● **Exercise prompt**:
Return the complete listing that follows, with each line reproduced exactly.

● **Provided entries**:
— Start —
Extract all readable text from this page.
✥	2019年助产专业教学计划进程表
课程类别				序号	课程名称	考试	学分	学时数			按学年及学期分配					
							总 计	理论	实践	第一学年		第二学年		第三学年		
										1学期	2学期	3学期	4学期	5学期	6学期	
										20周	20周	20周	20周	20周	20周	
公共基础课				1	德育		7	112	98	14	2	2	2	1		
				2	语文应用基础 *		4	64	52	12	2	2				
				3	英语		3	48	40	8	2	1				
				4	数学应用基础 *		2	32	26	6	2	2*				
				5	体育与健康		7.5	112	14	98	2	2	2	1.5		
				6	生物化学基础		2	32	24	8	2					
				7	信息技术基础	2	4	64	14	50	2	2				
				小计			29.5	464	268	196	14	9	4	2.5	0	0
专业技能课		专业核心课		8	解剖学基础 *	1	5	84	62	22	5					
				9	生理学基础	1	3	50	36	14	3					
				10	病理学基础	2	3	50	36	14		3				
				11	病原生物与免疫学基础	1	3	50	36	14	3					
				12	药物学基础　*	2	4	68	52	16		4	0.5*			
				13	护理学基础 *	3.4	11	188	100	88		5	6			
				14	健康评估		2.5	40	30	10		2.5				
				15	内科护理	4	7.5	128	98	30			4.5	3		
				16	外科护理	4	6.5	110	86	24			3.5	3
— End —
● **Answer for the task**:
Extract all readable text from this page.
✥	2019年助产专业教学计划进程表
课程类别				序号	课程名称	考试	学分	学时数			按学年及学期分配					
							总 计	理论	实践	第一学年		第二学年		第三学年		
										1学期	2学期	3学期	4学期	5学期	6学期	
										20周	20周	20周	20周	20周	20周	
公共基础课				1	德育		7	112	98	14	2	2	2	1		
				2	语文应用基础 *		4	64	52	12	2	2				
				3	英语		3	48	40	8	2	1				
				4	数学应用基础 *		2	32	26	6	2	2*				
				5	体育与健康		7.5	112	14	98	2	2	2	1.5		
				6	生物化学基础		2	32	24	8	2					
				7	信息技术基础	2	4	64	14	50	2	2				
				小计			29.5	464	268	196	14	9	4	2.5	0	0
专业技能课		专业核心课		8	解剖学基础 *	1	5	84	62	22	5					
				9	生理学基础	1	3	50	36	14	3					
				10	病理学基础	2	3	50	36	14		3				
				11	病原生物与免疫学基础	1	3	50	36	14	3					
				12	药物学基础　*	2	4	68	52	16		4	0.5*			
				13	护理学基础 *	3.4	11	188	100	88		5	6			
				14	健康评估		2.5	40	30	10		2.5				
				15	内科护理	4	7.5	128	98	30			4.5	3		
				16	外科护理	4	6.5	110	86	24			3.5	3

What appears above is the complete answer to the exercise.